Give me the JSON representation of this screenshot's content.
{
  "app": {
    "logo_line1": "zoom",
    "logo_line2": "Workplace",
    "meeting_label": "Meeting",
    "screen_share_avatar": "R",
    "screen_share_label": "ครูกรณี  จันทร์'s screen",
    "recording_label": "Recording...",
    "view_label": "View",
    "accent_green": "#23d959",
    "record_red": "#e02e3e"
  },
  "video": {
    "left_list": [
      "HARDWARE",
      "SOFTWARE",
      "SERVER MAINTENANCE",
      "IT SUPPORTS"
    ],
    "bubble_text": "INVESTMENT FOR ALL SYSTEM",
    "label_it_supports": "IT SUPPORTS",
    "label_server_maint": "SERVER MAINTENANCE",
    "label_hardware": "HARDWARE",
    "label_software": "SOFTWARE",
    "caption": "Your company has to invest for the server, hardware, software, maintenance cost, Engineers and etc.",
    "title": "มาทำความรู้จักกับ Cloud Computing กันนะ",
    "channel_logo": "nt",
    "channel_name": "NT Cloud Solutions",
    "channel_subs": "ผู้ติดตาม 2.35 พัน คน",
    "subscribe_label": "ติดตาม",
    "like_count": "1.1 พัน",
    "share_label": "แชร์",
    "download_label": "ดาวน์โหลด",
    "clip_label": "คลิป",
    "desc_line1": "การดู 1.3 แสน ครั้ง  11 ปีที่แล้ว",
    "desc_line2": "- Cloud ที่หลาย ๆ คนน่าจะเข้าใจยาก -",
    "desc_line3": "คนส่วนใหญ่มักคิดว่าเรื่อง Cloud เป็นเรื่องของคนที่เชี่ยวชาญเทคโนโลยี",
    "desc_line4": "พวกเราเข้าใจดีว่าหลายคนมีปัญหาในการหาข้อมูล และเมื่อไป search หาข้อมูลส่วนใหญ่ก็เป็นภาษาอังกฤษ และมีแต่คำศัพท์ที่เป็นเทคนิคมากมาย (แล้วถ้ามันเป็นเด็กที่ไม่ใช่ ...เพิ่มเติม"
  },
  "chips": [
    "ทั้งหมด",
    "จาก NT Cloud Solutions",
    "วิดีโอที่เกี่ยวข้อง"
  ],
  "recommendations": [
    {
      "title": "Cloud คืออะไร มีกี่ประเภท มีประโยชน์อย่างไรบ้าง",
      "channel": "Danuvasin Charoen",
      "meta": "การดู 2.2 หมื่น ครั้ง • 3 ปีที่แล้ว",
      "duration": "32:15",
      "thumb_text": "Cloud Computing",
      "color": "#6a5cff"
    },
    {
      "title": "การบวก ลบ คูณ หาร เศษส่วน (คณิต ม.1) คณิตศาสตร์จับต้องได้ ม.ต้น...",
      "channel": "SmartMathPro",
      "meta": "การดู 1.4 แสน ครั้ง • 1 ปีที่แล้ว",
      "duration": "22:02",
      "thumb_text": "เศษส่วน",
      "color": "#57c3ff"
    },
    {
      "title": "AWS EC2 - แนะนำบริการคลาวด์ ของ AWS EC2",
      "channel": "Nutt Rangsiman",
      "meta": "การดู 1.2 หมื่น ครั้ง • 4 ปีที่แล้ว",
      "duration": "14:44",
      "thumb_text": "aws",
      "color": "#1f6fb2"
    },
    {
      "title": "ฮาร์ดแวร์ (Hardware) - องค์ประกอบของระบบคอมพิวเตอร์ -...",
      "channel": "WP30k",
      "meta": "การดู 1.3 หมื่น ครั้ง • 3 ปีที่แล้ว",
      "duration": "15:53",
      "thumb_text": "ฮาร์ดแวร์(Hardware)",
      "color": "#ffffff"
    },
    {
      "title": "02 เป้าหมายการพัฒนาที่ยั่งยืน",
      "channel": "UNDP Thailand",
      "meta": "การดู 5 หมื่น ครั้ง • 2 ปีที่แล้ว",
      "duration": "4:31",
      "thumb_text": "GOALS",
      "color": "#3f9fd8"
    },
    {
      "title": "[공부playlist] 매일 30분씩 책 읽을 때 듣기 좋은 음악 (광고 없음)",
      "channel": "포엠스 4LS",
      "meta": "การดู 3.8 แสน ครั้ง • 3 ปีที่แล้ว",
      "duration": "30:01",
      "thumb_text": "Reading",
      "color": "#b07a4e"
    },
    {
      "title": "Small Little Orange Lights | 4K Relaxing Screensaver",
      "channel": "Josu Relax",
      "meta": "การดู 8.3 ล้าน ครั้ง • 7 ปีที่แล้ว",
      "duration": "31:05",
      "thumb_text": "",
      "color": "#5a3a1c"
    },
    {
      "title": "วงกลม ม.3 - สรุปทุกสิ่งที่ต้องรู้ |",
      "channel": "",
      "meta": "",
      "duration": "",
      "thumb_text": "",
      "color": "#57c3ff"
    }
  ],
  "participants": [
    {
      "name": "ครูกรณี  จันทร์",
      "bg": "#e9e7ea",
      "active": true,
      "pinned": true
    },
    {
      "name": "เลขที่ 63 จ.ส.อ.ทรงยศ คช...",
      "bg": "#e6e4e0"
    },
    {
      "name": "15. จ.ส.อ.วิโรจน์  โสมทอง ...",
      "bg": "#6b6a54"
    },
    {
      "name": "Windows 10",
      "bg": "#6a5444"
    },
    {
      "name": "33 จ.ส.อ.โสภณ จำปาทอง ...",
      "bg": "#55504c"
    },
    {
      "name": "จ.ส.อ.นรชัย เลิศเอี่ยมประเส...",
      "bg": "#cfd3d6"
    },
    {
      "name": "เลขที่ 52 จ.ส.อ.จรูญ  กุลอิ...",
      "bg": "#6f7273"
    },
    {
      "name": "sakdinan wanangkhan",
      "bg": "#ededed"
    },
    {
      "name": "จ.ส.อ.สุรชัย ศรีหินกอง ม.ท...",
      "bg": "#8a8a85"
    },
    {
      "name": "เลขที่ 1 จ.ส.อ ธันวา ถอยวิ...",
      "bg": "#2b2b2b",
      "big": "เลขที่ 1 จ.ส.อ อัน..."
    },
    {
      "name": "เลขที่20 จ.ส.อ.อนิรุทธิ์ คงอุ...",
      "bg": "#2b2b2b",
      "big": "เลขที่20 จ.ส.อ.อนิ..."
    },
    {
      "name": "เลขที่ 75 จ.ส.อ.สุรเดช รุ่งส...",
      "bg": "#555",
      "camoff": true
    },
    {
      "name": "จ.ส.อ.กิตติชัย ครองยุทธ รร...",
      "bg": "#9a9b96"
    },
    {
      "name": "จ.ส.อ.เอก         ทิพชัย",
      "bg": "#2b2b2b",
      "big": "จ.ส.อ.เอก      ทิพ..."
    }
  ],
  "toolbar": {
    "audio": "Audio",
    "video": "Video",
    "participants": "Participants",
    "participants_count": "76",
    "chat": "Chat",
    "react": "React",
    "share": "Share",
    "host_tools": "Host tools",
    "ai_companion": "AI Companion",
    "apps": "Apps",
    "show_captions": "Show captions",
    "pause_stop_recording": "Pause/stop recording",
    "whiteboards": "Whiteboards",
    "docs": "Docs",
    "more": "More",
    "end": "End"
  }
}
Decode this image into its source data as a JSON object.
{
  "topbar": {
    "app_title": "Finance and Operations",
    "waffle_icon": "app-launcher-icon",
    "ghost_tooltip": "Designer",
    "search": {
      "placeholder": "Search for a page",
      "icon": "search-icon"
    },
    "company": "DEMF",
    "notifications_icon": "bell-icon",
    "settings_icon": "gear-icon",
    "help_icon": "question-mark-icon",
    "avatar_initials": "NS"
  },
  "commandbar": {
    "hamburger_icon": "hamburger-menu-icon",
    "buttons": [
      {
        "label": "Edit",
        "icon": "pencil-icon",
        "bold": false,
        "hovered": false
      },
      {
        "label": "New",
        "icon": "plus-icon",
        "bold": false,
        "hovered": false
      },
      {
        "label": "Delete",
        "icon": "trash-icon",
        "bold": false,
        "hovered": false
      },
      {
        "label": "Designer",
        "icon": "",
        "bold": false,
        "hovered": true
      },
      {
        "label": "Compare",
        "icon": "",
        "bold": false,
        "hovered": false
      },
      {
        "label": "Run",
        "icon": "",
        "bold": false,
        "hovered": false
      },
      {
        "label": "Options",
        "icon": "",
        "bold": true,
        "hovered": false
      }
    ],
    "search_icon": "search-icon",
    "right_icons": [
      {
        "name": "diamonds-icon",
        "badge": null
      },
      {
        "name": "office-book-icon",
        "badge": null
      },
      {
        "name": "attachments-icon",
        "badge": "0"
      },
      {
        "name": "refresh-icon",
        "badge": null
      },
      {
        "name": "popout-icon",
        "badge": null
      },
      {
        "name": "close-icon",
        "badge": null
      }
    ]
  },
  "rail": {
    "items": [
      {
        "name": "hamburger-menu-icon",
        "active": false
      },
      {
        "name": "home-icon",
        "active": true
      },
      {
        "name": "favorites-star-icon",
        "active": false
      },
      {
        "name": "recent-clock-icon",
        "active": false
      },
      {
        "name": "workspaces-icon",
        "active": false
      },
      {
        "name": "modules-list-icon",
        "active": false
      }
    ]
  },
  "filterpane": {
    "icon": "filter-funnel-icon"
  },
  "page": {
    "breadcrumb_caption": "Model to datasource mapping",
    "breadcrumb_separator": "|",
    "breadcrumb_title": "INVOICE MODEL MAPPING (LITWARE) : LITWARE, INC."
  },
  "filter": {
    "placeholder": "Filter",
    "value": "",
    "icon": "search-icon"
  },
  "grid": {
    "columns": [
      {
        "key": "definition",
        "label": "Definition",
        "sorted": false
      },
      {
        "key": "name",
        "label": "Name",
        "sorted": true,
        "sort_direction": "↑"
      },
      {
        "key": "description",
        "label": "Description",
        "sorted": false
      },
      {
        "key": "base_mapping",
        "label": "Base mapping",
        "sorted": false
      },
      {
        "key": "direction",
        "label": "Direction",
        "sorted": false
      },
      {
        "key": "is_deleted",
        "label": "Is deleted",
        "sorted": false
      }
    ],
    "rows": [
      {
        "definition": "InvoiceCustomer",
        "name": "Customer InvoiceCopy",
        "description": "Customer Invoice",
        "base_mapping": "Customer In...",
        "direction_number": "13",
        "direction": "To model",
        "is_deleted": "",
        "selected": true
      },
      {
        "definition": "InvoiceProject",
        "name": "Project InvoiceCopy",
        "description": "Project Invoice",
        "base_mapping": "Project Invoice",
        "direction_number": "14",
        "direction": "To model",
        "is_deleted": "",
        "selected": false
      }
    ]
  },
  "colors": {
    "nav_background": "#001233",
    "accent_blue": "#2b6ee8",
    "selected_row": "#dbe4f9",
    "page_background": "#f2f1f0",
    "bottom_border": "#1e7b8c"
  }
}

■ **What this task involves**
List the lines that contain the word "InvoiceCopy".

■ **Written solution**
        "name": "Customer InvoiceCopy",
        "name": "Project InvoiceCopy",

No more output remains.